[Dataset entries]
────────────────────
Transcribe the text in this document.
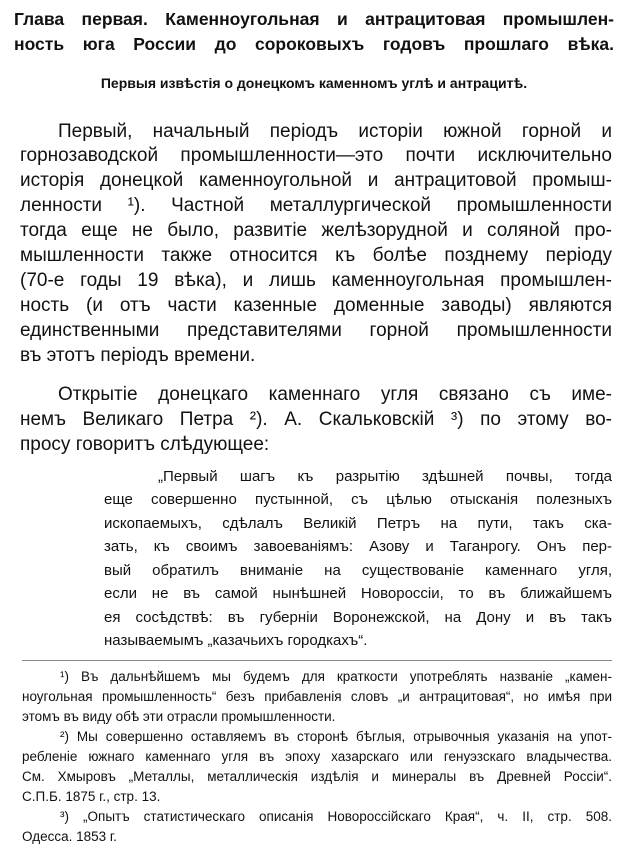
Глава первая. Каменноугольная и антрацитовая промышлен-
ность юга России до сороковыхъ годовъ прошлаго вѣка.
Первыя извѣстія о донецкомъ каменномъ углѣ и антрацитѣ.

Первый, начальный періодъ исторіи южной горной и

горнозаводской промышленности—это почти исключительно

исторія донецкой каменноугольной и антрацитовой промыш-

ленности ¹). Частной металлургической промышленности

тогда еще не было, развитіе желѣзорудной и соляной про-

мышленности также относится къ болѣе позднему періоду

(70-е годы 19 вѣка), и лишь каменноугольная промышлен-

ность (и отъ части казенные доменные заводы) являются

единственными представителями горной промышленности

въ этотъ періодъ времени.

Открытіе донецкаго каменнаго угля связано съ име-

немъ Великаго Петра ²). А. Скальковскій ³) по этому во-

просу говоритъ слѣдующее:

„Первый шагъ къ разрытію здѣшней почвы, тогда

еще совершенно пустынной, съ цѣлью отысканія полезныхъ

ископаемыхъ, сдѣлалъ Великій Петръ на пути, такъ ска-

зать, къ своимъ завоеваніямъ: Азову и Таганрогу. Онъ пер-

вый обратилъ вниманіе на существованіе каменнаго угля,

если не въ самой нынѣшней Новороссіи, то въ ближайшемъ

ея сосѣдствѣ: въ губерніи Воронежской, на Дону и въ такъ

называемымъ „казачьихъ городкахъ“.

¹) Въ дальнѣйшемъ мы будемъ для краткости употреблять названіе „камен-

ноугольная промышленность“ безъ прибавленія словъ „и антрацитовая“, но имѣя при

этомъ въ виду обѣ эти отрасли промышленности.

²) Мы совершенно оставляемъ въ сторонѣ бѣглыя, отрывочныя указанія на упот-

ребленіе южнаго каменнаго угля въ эпоху хазарскаго или генуэзскаго владычества.

См. Хмыровъ „Металлы, металлическія издѣлія и минералы въ Древней Россіи“.

С.П.Б. 1875 г., стр. 13.

³) „Опытъ статистическаго описанія Новороссійскаго Края“, ч. II, стр. 508.

Одесса. 1853 г.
────────────────────
WHAT NEEDS TO BE DONE: Excluding the pictures, restate the records above word for word.

TASK RESPONSE:
Transcribe the text in this document.
Глава первая. Каменноугольная и антрацитовая промышлен-
ность юга России до сороковыхъ годовъ прошлаго вѣка.
Первыя извѣстія о донецкомъ каменномъ углѣ и антрацитѣ.

Первый, начальный періодъ исторіи южной горной и

горнозаводской промышленности—это почти исключительно

исторія донецкой каменноугольной и антрацитовой промыш-

ленности ¹). Частной металлургической промышленности

тогда еще не было, развитіе желѣзорудной и соляной про-

мышленности также относится къ болѣе позднему періоду

(70-е годы 19 вѣка), и лишь каменноугольная промышлен-

ность (и отъ части казенные доменные заводы) являются

единственными представителями горной промышленности

въ этотъ періодъ времени.

Открытіе донецкаго каменнаго угля связано съ име-

немъ Великаго Петра ²). А. Скальковскій ³) по этому во-

просу говоритъ слѣдующее:

„Первый шагъ къ разрытію здѣшней почвы, тогда

еще совершенно пустынной, съ цѣлью отысканія полезныхъ

ископаемыхъ, сдѣлалъ Великій Петръ на пути, такъ ска-

зать, къ своимъ завоеваніямъ: Азову и Таганрогу. Онъ пер-

вый обратилъ вниманіе на существованіе каменнаго угля,

если не въ самой нынѣшней Новороссіи, то въ ближайшемъ

ея сосѣдствѣ: въ губерніи Воронежской, на Дону и въ такъ

называемымъ „казачьихъ городкахъ“.

¹) Въ дальнѣйшемъ мы будемъ для краткости употреблять названіе „камен-

ноугольная промышленность“ безъ прибавленія словъ „и антрацитовая“, но имѣя при

этомъ въ виду обѣ эти отрасли промышленности.

²) Мы совершенно оставляемъ въ сторонѣ бѣглыя, отрывочныя указанія на упот-

ребленіе южнаго каменнаго угля въ эпоху хазарскаго или генуэзскаго владычества.

См. Хмыровъ „Металлы, металлическія издѣлія и минералы въ Древней Россіи“.

С.П.Б. 1875 г., стр. 13.

³) „Опытъ статистическаго описанія Новороссійскаго Края“, ч. II, стр. 508.

Одесса. 1853 г.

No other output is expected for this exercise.